Challenge:
Copy out every line of the entries below without any changes, leaving out the pictures.

— start of Record excerpts —

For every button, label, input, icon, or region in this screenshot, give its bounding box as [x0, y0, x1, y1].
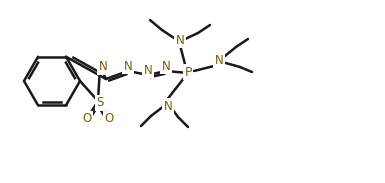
Text: O: O: [82, 113, 92, 126]
Text: N: N: [162, 59, 171, 72]
Text: N: N: [164, 100, 172, 113]
Text: S: S: [96, 96, 104, 109]
Text: N: N: [124, 59, 132, 72]
Text: N: N: [99, 61, 107, 74]
Text: N: N: [176, 33, 184, 46]
Text: N: N: [144, 64, 152, 76]
Text: P: P: [184, 66, 192, 79]
Text: N: N: [214, 53, 223, 66]
Text: O: O: [104, 113, 114, 126]
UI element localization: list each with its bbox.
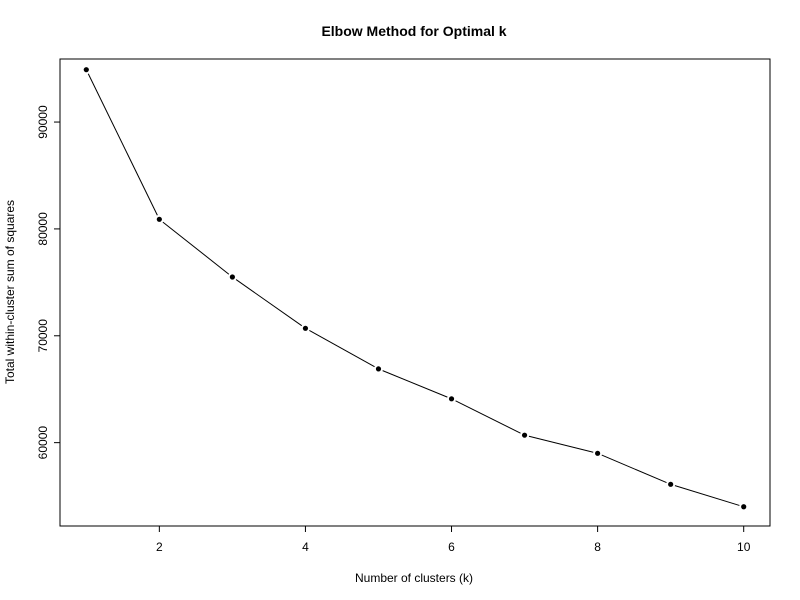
data-point (448, 396, 455, 402)
series-line-segment (674, 485, 740, 506)
series-line-segment (235, 279, 303, 327)
y-tick-label: 60000 (36, 426, 50, 460)
data-point (668, 481, 674, 487)
x-axis: 2 4 6 8 10 (156, 526, 751, 554)
x-axis-label: Number of clusters (k) (355, 571, 473, 585)
y-tick-label: 90000 (36, 105, 50, 139)
series-layer (83, 67, 747, 510)
x-tick-label: 2 (156, 540, 163, 554)
data-point (595, 450, 601, 456)
series-line-segment (601, 454, 667, 484)
series-line-segment (162, 221, 230, 275)
series-line-segment (87, 73, 158, 216)
x-tick-label: 10 (737, 540, 751, 554)
plot-frame (59, 58, 771, 527)
series-line-segment (309, 330, 375, 368)
data-point (156, 216, 162, 222)
x-tick-label: 4 (302, 540, 309, 554)
y-axis-label: Total within-cluster sum of squares (3, 200, 17, 384)
data-point (741, 504, 747, 510)
chart-title: Elbow Method for Optimal k (321, 23, 506, 39)
data-point (375, 366, 382, 372)
data-point (229, 274, 235, 280)
series-line-segment (455, 400, 521, 434)
data-point (302, 325, 309, 331)
y-tick-label: 80000 (36, 212, 50, 246)
x-tick-label: 8 (594, 540, 601, 554)
data-point (521, 432, 528, 438)
y-tick-label: 70000 (36, 319, 50, 353)
data-point (83, 67, 89, 73)
y-axis: 60000 70000 80000 90000 (36, 105, 60, 459)
x-tick-label: 6 (448, 540, 455, 554)
series-line-segment (528, 435, 594, 453)
series-line-segment (382, 370, 448, 398)
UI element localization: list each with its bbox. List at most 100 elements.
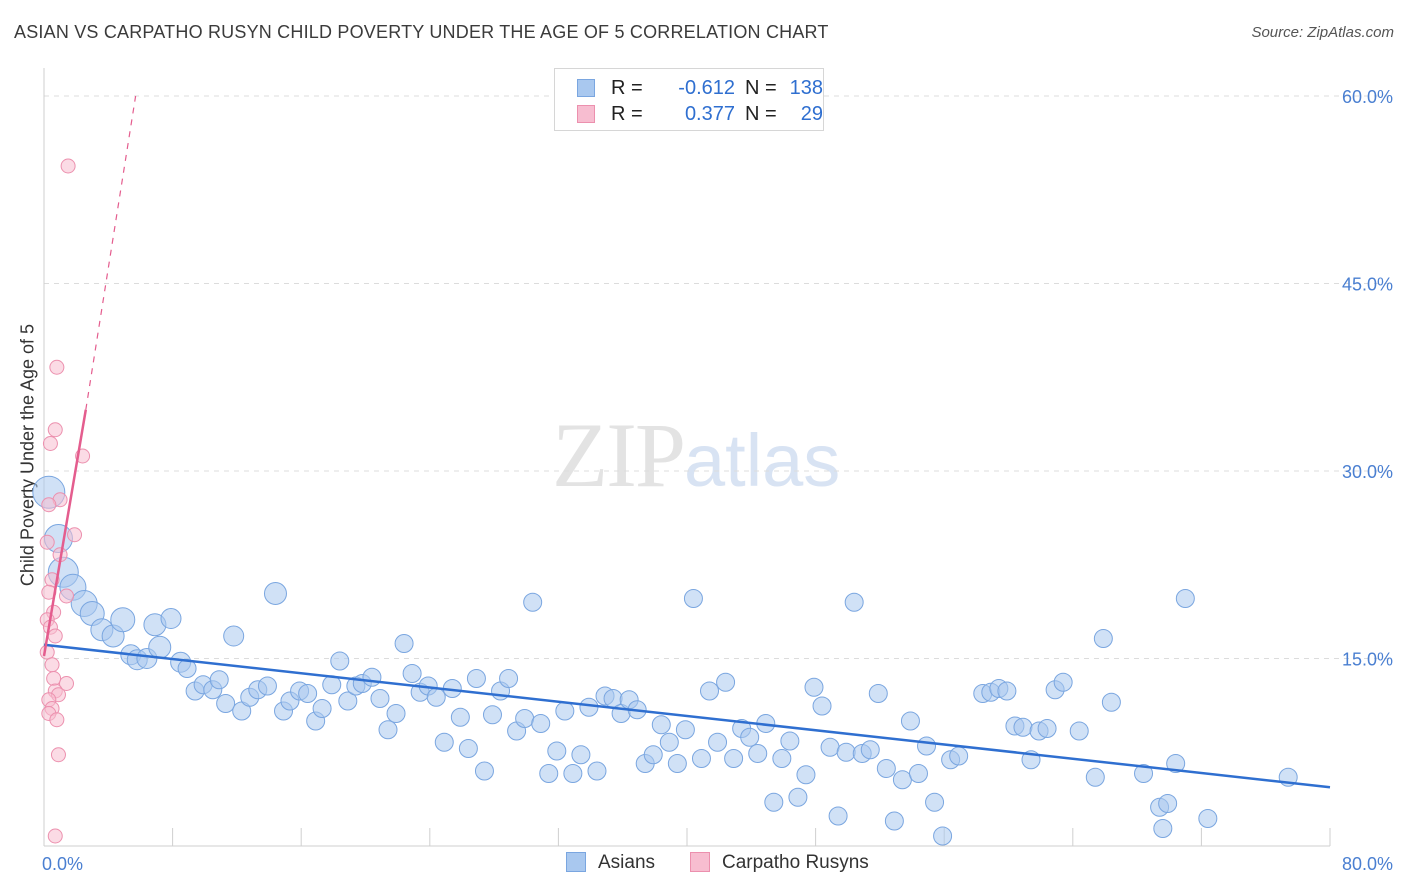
- y-tick-label: 15.0%: [1342, 650, 1393, 670]
- asian-point: [659, 732, 679, 752]
- rusyns-swatch: [577, 105, 595, 123]
- asian-point: [110, 607, 136, 633]
- asian-point: [820, 737, 840, 757]
- asian-trend-line: [43, 643, 1331, 789]
- asian-point: [523, 592, 543, 612]
- asian-point: [223, 625, 245, 647]
- rusyns-legend-label: Carpatho Rusyns: [722, 852, 869, 873]
- asian-point: [997, 681, 1017, 701]
- asian-point: [716, 672, 736, 692]
- asian-point: [643, 745, 663, 765]
- asian-point: [450, 707, 470, 727]
- rusyn-point: [50, 747, 66, 763]
- asian-point: [1134, 764, 1154, 783]
- asian-point: [908, 764, 928, 783]
- asian-point: [683, 589, 703, 608]
- asian-point: [571, 745, 591, 765]
- asian-point: [458, 739, 478, 758]
- watermark-atlas: atlas: [684, 419, 841, 502]
- asian-point: [917, 736, 937, 756]
- asian-point: [1069, 721, 1089, 741]
- rusyn-point: [59, 676, 75, 691]
- source-credit: Source: ZipAtlas.com: [1251, 24, 1394, 41]
- asian-point: [764, 792, 784, 812]
- asian-point: [1101, 692, 1121, 712]
- stats-legend: R = -0.612 N = 138 R = 0.377 N = 29: [554, 68, 824, 131]
- asian-point: [1153, 819, 1173, 838]
- asian-point: [812, 696, 832, 716]
- asians-legend-swatch: [566, 852, 586, 872]
- y-tick-label: 45.0%: [1342, 275, 1393, 295]
- asian-point: [378, 720, 398, 740]
- asians-legend-label: Asians: [598, 852, 656, 873]
- rusyns-legend-swatch: [690, 852, 710, 872]
- asian-point: [700, 681, 720, 701]
- asian-point: [892, 770, 912, 790]
- asian-point: [788, 787, 808, 807]
- asian-point: [925, 792, 945, 812]
- asian-point: [804, 677, 824, 697]
- asian-point: [499, 669, 519, 688]
- asian-point: [434, 732, 454, 752]
- r-label: R =: [611, 77, 643, 99]
- rusyn-point: [39, 534, 55, 550]
- asian-point: [531, 714, 551, 733]
- x-tick-label: 0.0%: [42, 854, 83, 874]
- asian-point: [160, 608, 182, 629]
- r-label: R =: [611, 103, 643, 125]
- asian-point: [1175, 589, 1195, 608]
- legend-item-rusyns: Carpatho Rusyns: [690, 852, 869, 874]
- rusyn-trend-extension: [85, 95, 137, 410]
- asian-point: [338, 691, 358, 711]
- asian-point: [482, 705, 502, 725]
- asian-point: [1093, 629, 1113, 648]
- n-label: N =: [745, 103, 777, 125]
- asian-point: [263, 582, 287, 605]
- asian-point: [828, 806, 848, 826]
- asian-point: [394, 634, 414, 653]
- asian-point: [539, 764, 559, 783]
- asian-point: [900, 711, 920, 731]
- rusyn-point: [47, 628, 63, 644]
- asian-point: [298, 684, 318, 703]
- asian-point: [836, 742, 856, 762]
- asian-point: [949, 746, 969, 766]
- asian-point: [330, 651, 350, 671]
- asian-point: [362, 667, 382, 687]
- asian-point: [370, 689, 390, 708]
- n-label: N =: [745, 77, 777, 99]
- asian-point: [724, 749, 744, 768]
- asian-point: [1158, 794, 1178, 813]
- n-value: 138: [789, 77, 823, 99]
- asian-point: [587, 761, 607, 781]
- rusyn-point: [41, 497, 57, 513]
- asian-point: [1085, 767, 1105, 787]
- asian-point: [579, 697, 599, 717]
- legend-item-asians: Asians: [566, 852, 655, 874]
- rusyn-point: [42, 436, 58, 451]
- asian-point: [148, 635, 172, 659]
- asian-point: [426, 687, 446, 707]
- rusyn-point: [60, 158, 76, 174]
- asian-point: [216, 694, 236, 713]
- asian-point: [844, 592, 864, 612]
- asian-point: [466, 669, 486, 688]
- zipatlas-watermark: ZIPatlas: [552, 402, 840, 508]
- asian-point: [1037, 719, 1057, 738]
- asian-point: [796, 765, 816, 785]
- rusyn-point: [67, 527, 83, 543]
- asian-point: [651, 715, 671, 735]
- watermark-zip: ZIP: [552, 404, 686, 506]
- rusyn-point: [49, 712, 65, 728]
- asian-point: [868, 684, 888, 703]
- asian-point: [1198, 809, 1218, 828]
- asian-point: [257, 676, 277, 696]
- asian-point: [515, 709, 535, 728]
- asian-point: [1053, 672, 1073, 692]
- asian-point: [386, 704, 406, 723]
- asian-point: [209, 670, 229, 690]
- asian-point: [675, 720, 695, 740]
- asian-point: [555, 701, 575, 721]
- asian-point: [1013, 717, 1033, 737]
- asian-point: [884, 811, 904, 831]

— end of Record excerpts —

Reply to the task:
For every button, label, input, icon, or region in this screenshot, give its bounding box as [x0, y0, x1, y1].
Text: O: O: [82, 113, 92, 126]
Text: N: N: [162, 59, 171, 72]
Text: N: N: [164, 100, 172, 113]
Text: S: S: [96, 96, 104, 109]
Text: N: N: [124, 59, 132, 72]
Text: N: N: [99, 61, 107, 74]
Text: N: N: [176, 33, 184, 46]
Text: N: N: [144, 64, 152, 76]
Text: P: P: [184, 66, 192, 79]
Text: N: N: [214, 53, 223, 66]
Text: O: O: [104, 113, 114, 126]
UI element localization: list each with its bbox.
data-point (448, 396, 455, 402)
series-line-segment (674, 485, 740, 506)
series-line-segment (235, 279, 303, 327)
y-tick-label: 60000 (36, 426, 50, 460)
data-point (668, 481, 674, 487)
x-axis: 2 4 6 8 10 (156, 526, 751, 554)
x-axis-label: Number of clusters (k) (355, 571, 473, 585)
y-tick-label: 90000 (36, 105, 50, 139)
series-layer (83, 67, 747, 510)
x-tick-label: 2 (156, 540, 163, 554)
data-point (595, 450, 601, 456)
series-line-segment (601, 454, 667, 484)
series-line-segment (162, 221, 230, 275)
series-line-segment (87, 73, 158, 216)
x-tick-label: 10 (737, 540, 751, 554)
plot-frame (59, 58, 771, 527)
series-line-segment (309, 330, 375, 368)
data-point (156, 216, 162, 222)
x-tick-label: 4 (302, 540, 309, 554)
y-axis-label: Total within-cluster sum of squares (3, 200, 17, 384)
data-point (741, 504, 747, 510)
chart-title: Elbow Method for Optimal k (321, 23, 506, 39)
data-point (375, 366, 382, 372)
data-point (229, 274, 235, 280)
series-line-segment (455, 400, 521, 434)
data-point (302, 325, 309, 331)
y-tick-label: 80000 (36, 212, 50, 246)
x-tick-label: 8 (594, 540, 601, 554)
data-point (521, 432, 528, 438)
y-tick-label: 70000 (36, 319, 50, 353)
data-point (83, 67, 89, 73)
y-axis: 60000 70000 80000 90000 (36, 105, 60, 459)
x-tick-label: 6 (448, 540, 455, 554)
series-line-segment (528, 435, 594, 453)
series-line-segment (382, 370, 448, 398)
UI element localization: list each with its bbox. List at most 100 elements.
- y-tick-label: 15.0%: [1342, 650, 1393, 670]
- asian-point: [659, 732, 679, 752]
- rusyns-swatch: [577, 105, 595, 123]
- asian-point: [110, 607, 136, 633]
- asian-point: [820, 737, 840, 757]
- asian-trend-line: [43, 643, 1331, 789]
- asian-point: [523, 592, 543, 612]
- asian-point: [223, 625, 245, 647]
- rusyns-legend-label: Carpatho Rusyns: [722, 852, 869, 873]
- asian-point: [997, 681, 1017, 701]
- asian-point: [716, 672, 736, 692]
- asian-point: [643, 745, 663, 765]
- asian-point: [450, 707, 470, 727]
- rusyn-point: [50, 747, 66, 763]
- asian-point: [1134, 764, 1154, 783]
- asian-point: [908, 764, 928, 783]
- asian-point: [683, 589, 703, 608]
- asian-point: [571, 745, 591, 765]
- asian-point: [458, 739, 478, 758]
- watermark-atlas: atlas: [684, 419, 841, 502]
- asian-point: [917, 736, 937, 756]
- asian-point: [1069, 721, 1089, 741]
- rusyn-point: [59, 676, 75, 691]
- source-credit: Source: ZipAtlas.com: [1251, 24, 1394, 41]
- asian-point: [764, 792, 784, 812]
- asian-point: [1101, 692, 1121, 712]
- stats-legend: R = -0.612 N = 138 R = 0.377 N = 29: [554, 68, 824, 131]
- asian-point: [1153, 819, 1173, 838]
- asian-point: [812, 696, 832, 716]
- asians-legend-swatch: [566, 852, 586, 872]
- y-tick-label: 45.0%: [1342, 275, 1393, 295]
- asian-point: [378, 720, 398, 740]
- asians-legend-label: Asians: [598, 852, 656, 873]
- rusyns-legend-swatch: [690, 852, 710, 872]
- asian-point: [700, 681, 720, 701]
- asian-point: [892, 770, 912, 790]
- asian-point: [788, 787, 808, 807]
- asian-point: [925, 792, 945, 812]
- asian-point: [804, 677, 824, 697]
- asian-point: [499, 669, 519, 688]
- asian-point: [434, 732, 454, 752]
- r-label: R =: [611, 77, 643, 99]
- rusyn-point: [39, 534, 55, 550]
- asian-point: [531, 714, 551, 733]
- x-tick-label: 0.0%: [42, 854, 83, 874]
- asian-point: [160, 608, 182, 629]
- r-label: R =: [611, 103, 643, 125]
- asian-point: [1175, 589, 1195, 608]
- legend-item-rusyns: Carpatho Rusyns: [690, 852, 869, 874]
- rusyn-trend-extension: [85, 95, 137, 410]
- asian-point: [338, 691, 358, 711]
- asian-point: [482, 705, 502, 725]
- asian-point: [1093, 629, 1113, 648]
- n-label: N =: [745, 103, 777, 125]
- asian-point: [263, 582, 287, 605]
- asian-point: [828, 806, 848, 826]
- asian-point: [394, 634, 414, 653]
- asian-point: [539, 764, 559, 783]
- asian-point: [900, 711, 920, 731]
- rusyn-point: [47, 628, 63, 644]
- asian-point: [298, 684, 318, 703]
- asian-point: [836, 742, 856, 762]
- asian-point: [949, 746, 969, 766]
- asian-point: [330, 651, 350, 671]
- asian-point: [362, 667, 382, 687]
- asian-point: [370, 689, 390, 708]
- n-label: N =: [745, 77, 777, 99]
- asian-point: [724, 749, 744, 768]
- asian-point: [1158, 794, 1178, 813]
- n-value: 138: [789, 77, 823, 99]
- asian-point: [587, 761, 607, 781]
- rusyn-point: [41, 497, 57, 513]
- asian-point: [1085, 767, 1105, 787]
- asian-point: [579, 697, 599, 717]
- legend-item-asians: Asians: [566, 852, 655, 874]
- rusyn-point: [42, 436, 58, 451]
- asian-point: [148, 635, 172, 659]
- asian-point: [426, 687, 446, 707]
- rusyn-point: [60, 158, 76, 174]
- asian-point: [216, 694, 236, 713]
- asian-point: [844, 592, 864, 612]
- asian-point: [466, 669, 486, 688]
- zipatlas-watermark: ZIPatlas: [552, 402, 840, 508]
- asian-point: [1037, 719, 1057, 738]
- asian-point: [796, 765, 816, 785]
- rusyn-point: [67, 527, 83, 543]
- asian-point: [651, 715, 671, 735]
- watermark-zip: ZIP: [552, 404, 686, 506]
- rusyn-point: [49, 712, 65, 728]
- asian-point: [868, 684, 888, 703]
- asian-point: [1198, 809, 1218, 828]
- asian-point: [257, 676, 277, 696]
- asian-point: [515, 709, 535, 728]
- asian-point: [1053, 672, 1073, 692]
- asian-point: [386, 704, 406, 723]
- asian-point: [209, 670, 229, 690]
- asian-point: [675, 720, 695, 740]
- asian-point: [555, 701, 575, 721]
- asian-point: [1013, 717, 1033, 737]
- asian-point: [884, 811, 904, 831]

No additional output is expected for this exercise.